begin Provided information
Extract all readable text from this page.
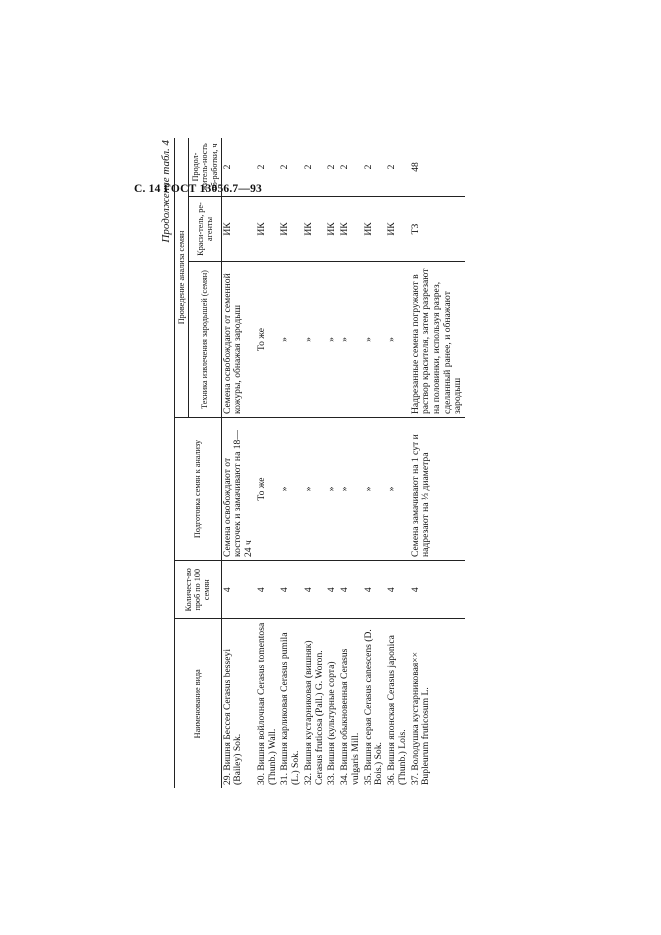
С. 14 ГОСТ 13056.7—93
Продолжение табл. 4
Наименование вида	Количест-во проб по 100 семян	Подготовка семян к анализу	Проведение анализа семян		
			Техника извлечения зародышей (семян)	Краси-тель, ре-агенты	Продол-житель-ность об-работки, ч
29. Вишня Бессея Cerasus besseyi (Bailey) Sok.	4	Семена освобождают от косточек и замачивают на 18—24 ч	Семена освобождают от семенной кожуры, обнажая зародыш	ИК	2
30. Вишня войлочная Cerasus tomentosa (Thunb.) Wall.	4	То же	То же	ИК	2
31. Вишня карликовая Cerasus pumila (L.) Sok.	4	»	»	ИК	2
32. Вишня кустарниковая (вишняк) Cerasus fruticosa (Pall.) G. Woron.	4	»	»	ИК	2
33. Вишня (культурные сорта)	4	»	»	ИК	2
34. Вишня обыкновенная Cerasus vulgaris Mill.	4	»	»	ИК	2
35. Вишня серая Cerasus canescens (D. Bois.) Sok.	4	»	»	ИК	2
36. Вишня японская Cerasus japonica (Thunb.) Lois.	4	»	»	ИК	2
37. Володушка кустарниковая×× Bupleurum fruticosum L.	4	Семена замачивают на 1 сут и надрезают на ⅓ диаметра	Надрезанные семена погружают в раствор красителя, затем разрезают на половинки, используя разрез, сделанный ранее, и обнажают зародыш	ТЗ	48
end Provided information
Problem details — Quote the preceding listing precisely and completely, omitting its images.

Task output —
Extract all readable text from this page.
С. 14 ГОСТ 13056.7—93
Продолжение табл. 4
Наименование вида	Количест-во проб по 100 семян	Подготовка семян к анализу	Проведение анализа семян		
			Техника извлечения зародышей (семян)	Краси-тель, ре-агенты	Продол-житель-ность об-работки, ч
29. Вишня Бессея Cerasus besseyi (Bailey) Sok.	4	Семена освобождают от косточек и замачивают на 18—24 ч	Семена освобождают от семенной кожуры, обнажая зародыш	ИК	2
30. Вишня войлочная Cerasus tomentosa (Thunb.) Wall.	4	То же	То же	ИК	2
31. Вишня карликовая Cerasus pumila (L.) Sok.	4	»	»	ИК	2
32. Вишня кустарниковая (вишняк) Cerasus fruticosa (Pall.) G. Woron.	4	»	»	ИК	2
33. Вишня (культурные сорта)	4	»	»	ИК	2
34. Вишня обыкновенная Cerasus vulgaris Mill.	4	»	»	ИК	2
35. Вишня серая Cerasus canescens (D. Bois.) Sok.	4	»	»	ИК	2
36. Вишня японская Cerasus japonica (Thunb.) Lois.	4	»	»	ИК	2
37. Володушка кустарниковая×× Bupleurum fruticosum L.	4	Семена замачивают на 1 сут и надрезают на ⅓ диаметра	Надрезанные семена погружают в раствор красителя, затем разрезают на половинки, используя разрез, сделанный ранее, и обнажают зародыш	ТЗ	48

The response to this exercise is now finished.